> **Work to be completed**:
For the listing below, give the count of lines containing the string "minimum" and nothing else.

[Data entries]
- - - - - - -

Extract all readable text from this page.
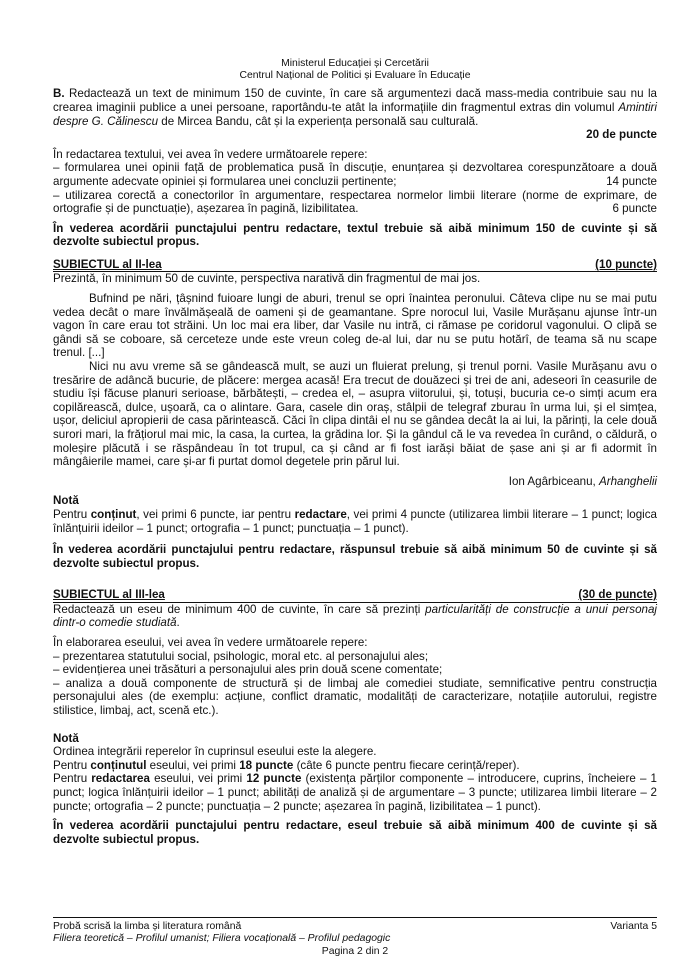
Ministerul Educației și Cercetării
Centrul Național de Politici și Evaluare în Educație

B. Redactează un text de minimum 150 de cuvinte, în care să argumentezi dacă mass-media contribuie sau nu la crearea imaginii publice a unei persoane, raportându-te atât la informațiile din fragmentul extras din volumul Amintiri despre G. Călinescu de Mircea Bandu, cât și la experiența personală sau culturală.

20 de puncte

În redactarea textului, vei avea în vedere următoarele repere:

– formularea unei opinii față de problematica pusă în discuție, enunțarea și dezvoltarea corespunzătoare a două argumente adecvate opiniei și formularea unei concluzii pertinente;	14 puncte

– utilizarea corectă a conectorilor în argumentare, respectarea normelor limbii literare (norme de exprimare, de ortografie și de punctuație), așezarea în pagină, lizibilitatea.	6 puncte

În vederea acordării punctajului pentru redactare, textul trebuie să aibă minimum 150 de cuvinte și să dezvolte subiectul propus.

SUBIECTUL al II-lea	(10 puncte)

Prezintă, în minimum 50 de cuvinte, perspectiva narativă din fragmentul de mai jos.

Bufnind pe nări, țâșnind fuioare lungi de aburi, trenul se opri înaintea peronului. Câteva clipe nu se mai putu vedea decât o mare învălmășeală de oameni și de geamantane. Spre norocul lui, Vasile Murășanu ajunse într-un vagon în care erau tot străini. Un loc mai era liber, dar Vasile nu intră, ci rămase pe coridorul vagonului. O clipă se gândi să se coboare, să cerceteze unde este vreun coleg de-al lui, dar nu se putu hotărî, de teama să nu scape trenul. [...]

Nici nu avu vreme să se gândească mult, se auzi un fluierat prelung, și trenul porni. Vasile Murășanu avu o tresărire de adâncă bucurie, de plăcere: mergea acasă! Era trecut de douăzeci și trei de ani, adeseori în ceasurile de studiu își făcuse planuri serioase, bărbătești, – credea el, – asupra viitorului, și, totuși, bucuria ce-o simți acum era copilărească, dulce, ușoară, ca o alintare. Gara, casele din oraș, stâlpii de telegraf zburau în urma lui, și el simțea, ușor, deliciul apropierii de casa părintească. Căci în clipa dintâi el nu se gândea decât la ai lui, la părinți, la cele două surori mari, la frățiorul mai mic, la casa, la curtea, la grădina lor. Și la gândul că le va revedea în curând, o căldură, o moleșire plăcută i se răspândeau în tot trupul, ca și când ar fi fost iarăși băiat de șase ani și ar fi adormit în mângâierile mamei, care și-ar fi purtat domol degetele prin părul lui.

Ion Agârbiceanu, Arhanghelii

Notă

Pentru conținut, vei primi 6 puncte, iar pentru redactare, vei primi 4 puncte (utilizarea limbii literare – 1 punct; logica înlănțuirii ideilor – 1 punct; ortografia – 1 punct; punctuația – 1 punct).

În vederea acordării punctajului pentru redactare, răspunsul trebuie să aibă minimum 50 de cuvinte și să dezvolte subiectul propus.

SUBIECTUL al III-lea	(30 de puncte)

Redactează un eseu de minimum 400 de cuvinte, în care să prezinți particularități de construcție a unui personaj dintr-o comedie studiată.

În elaborarea eseului, vei avea în vedere următoarele repere:

– prezentarea statutului social, psihologic, moral etc. al personajului ales;

– evidențierea unei trăsături a personajului ales prin două scene comentate;

– analiza a două componente de structură și de limbaj ale comediei studiate, semnificative pentru construcția personajului ales (de exemplu: acțiune, conflict dramatic, modalități de caracterizare, notațiile autorului, registre stilistice, limbaj, act, scenă etc.).

Notă

Ordinea integrării reperelor în cuprinsul eseului este la alegere.

Pentru conținutul eseului, vei primi 18 puncte (câte 6 puncte pentru fiecare cerință/reper).

Pentru redactarea eseului, vei primi 12 puncte (existența părților componente – introducere, cuprins, încheiere – 1 punct; logica înlănțuirii ideilor – 1 punct; abilități de analiză și de argumentare – 3 puncte; utilizarea limbii literare – 2 puncte; ortografia – 2 puncte; punctuația – 2 puncte; așezarea în pagină, lizibilitatea – 1 punct).

În vederea acordării punctajului pentru redactare, eseul trebuie să aibă minimum 400 de cuvinte și să dezvolte subiectul propus.

Probă scrisă la limba și literatura română	Varianta 5
Filiera teoretică – Profilul umanist; Filiera vocațională – Profilul pedagogic
Pagina 2 din 2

- - - - - - -

> **Complete response**:
6